>> Begin The data
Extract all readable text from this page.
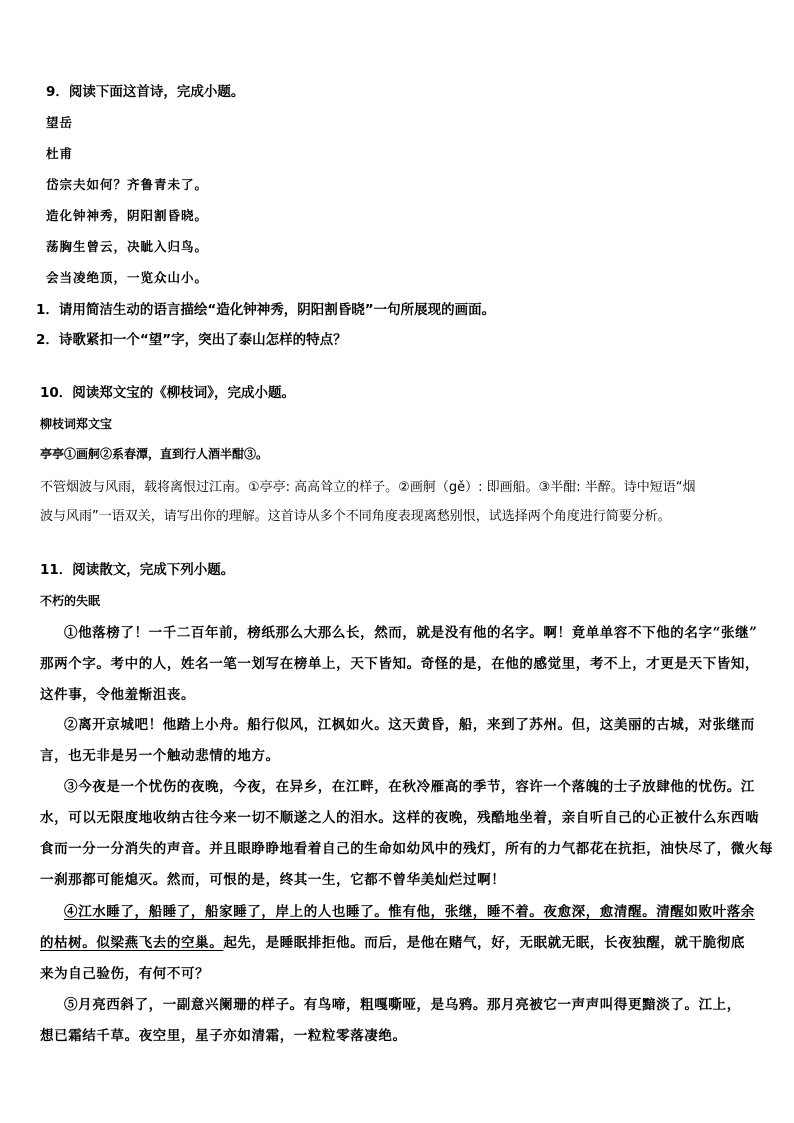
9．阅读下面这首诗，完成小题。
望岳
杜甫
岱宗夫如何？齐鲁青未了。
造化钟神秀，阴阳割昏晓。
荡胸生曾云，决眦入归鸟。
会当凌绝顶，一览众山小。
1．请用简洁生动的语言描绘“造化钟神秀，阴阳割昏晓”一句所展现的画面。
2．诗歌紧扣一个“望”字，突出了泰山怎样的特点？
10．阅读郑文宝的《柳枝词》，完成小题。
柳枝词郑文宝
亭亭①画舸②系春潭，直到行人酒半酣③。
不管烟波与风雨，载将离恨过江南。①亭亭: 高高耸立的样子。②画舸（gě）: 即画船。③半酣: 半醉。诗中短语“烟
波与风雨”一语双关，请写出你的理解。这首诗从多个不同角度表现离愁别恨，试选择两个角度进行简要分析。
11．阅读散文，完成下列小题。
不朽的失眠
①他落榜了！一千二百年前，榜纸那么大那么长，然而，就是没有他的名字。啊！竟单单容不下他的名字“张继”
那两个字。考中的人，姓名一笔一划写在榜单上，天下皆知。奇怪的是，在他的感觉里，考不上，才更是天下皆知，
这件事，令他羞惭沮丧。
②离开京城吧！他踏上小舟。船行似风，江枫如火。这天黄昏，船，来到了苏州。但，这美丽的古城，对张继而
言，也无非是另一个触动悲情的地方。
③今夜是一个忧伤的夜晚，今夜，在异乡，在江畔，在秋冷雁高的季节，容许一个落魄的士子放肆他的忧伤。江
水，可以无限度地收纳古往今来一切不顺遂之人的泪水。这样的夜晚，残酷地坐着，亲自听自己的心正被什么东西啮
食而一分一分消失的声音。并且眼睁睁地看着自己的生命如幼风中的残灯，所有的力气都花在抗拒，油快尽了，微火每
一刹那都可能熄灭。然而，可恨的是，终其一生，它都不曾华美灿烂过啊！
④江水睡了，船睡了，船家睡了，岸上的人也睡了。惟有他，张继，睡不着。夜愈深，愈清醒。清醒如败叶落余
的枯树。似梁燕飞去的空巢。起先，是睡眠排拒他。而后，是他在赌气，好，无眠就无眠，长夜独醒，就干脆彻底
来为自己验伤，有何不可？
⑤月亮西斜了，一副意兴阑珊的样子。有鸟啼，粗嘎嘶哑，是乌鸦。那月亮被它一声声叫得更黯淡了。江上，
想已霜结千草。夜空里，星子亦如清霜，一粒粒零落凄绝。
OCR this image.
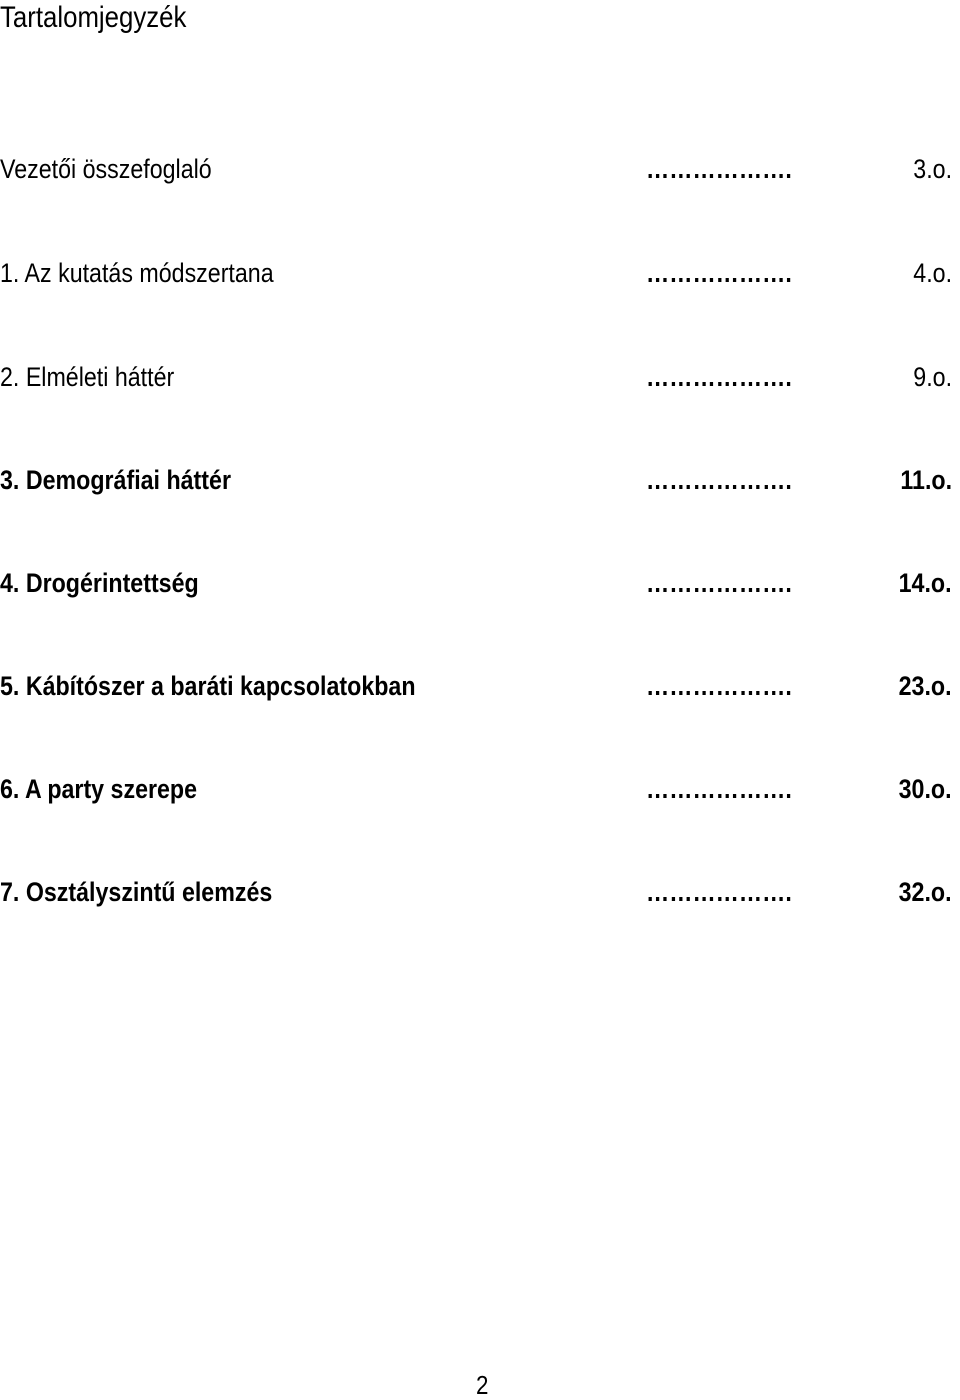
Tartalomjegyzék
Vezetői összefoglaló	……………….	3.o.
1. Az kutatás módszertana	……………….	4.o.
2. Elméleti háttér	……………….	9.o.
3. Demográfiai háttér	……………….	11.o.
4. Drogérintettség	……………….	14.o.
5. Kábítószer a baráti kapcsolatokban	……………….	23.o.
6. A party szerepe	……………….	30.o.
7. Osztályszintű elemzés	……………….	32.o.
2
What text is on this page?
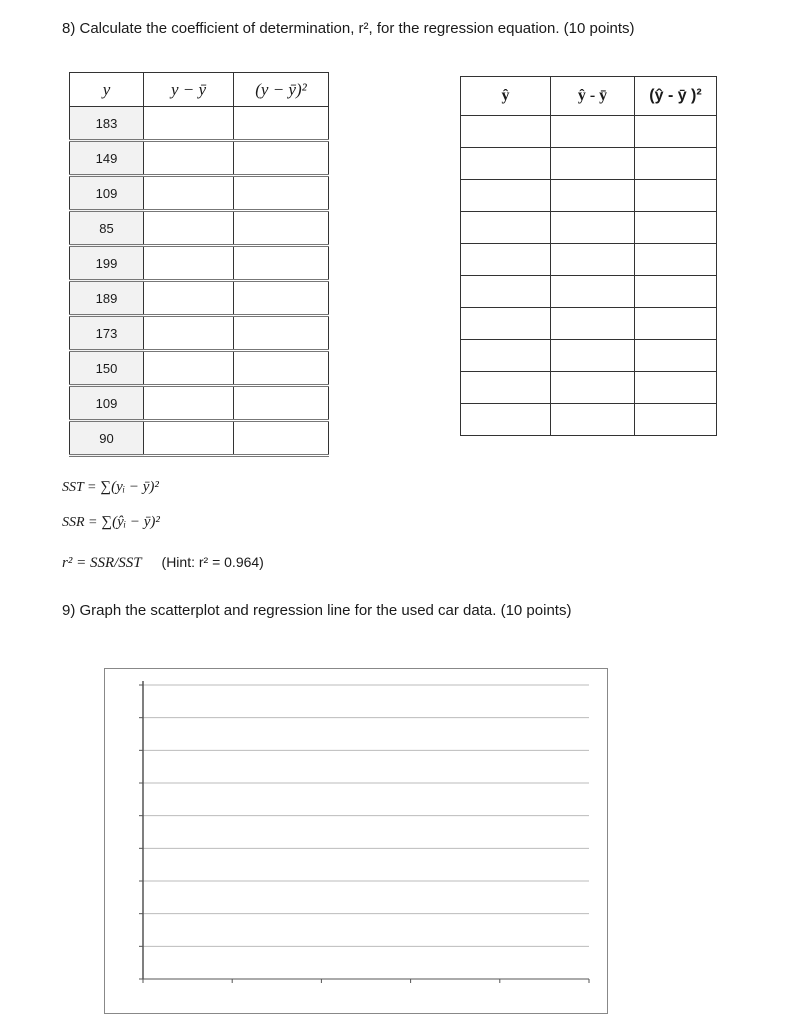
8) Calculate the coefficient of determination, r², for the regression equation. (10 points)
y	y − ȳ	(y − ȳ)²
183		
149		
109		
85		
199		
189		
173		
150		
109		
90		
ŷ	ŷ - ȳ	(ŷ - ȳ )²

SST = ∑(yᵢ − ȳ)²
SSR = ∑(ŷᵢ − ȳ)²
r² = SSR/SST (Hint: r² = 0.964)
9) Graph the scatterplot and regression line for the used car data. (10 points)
>> End The data
_Directive_
Every line above that contains the word "text" should be reported.

_Response below_
Extract all readable text from this page.
What text is on this page?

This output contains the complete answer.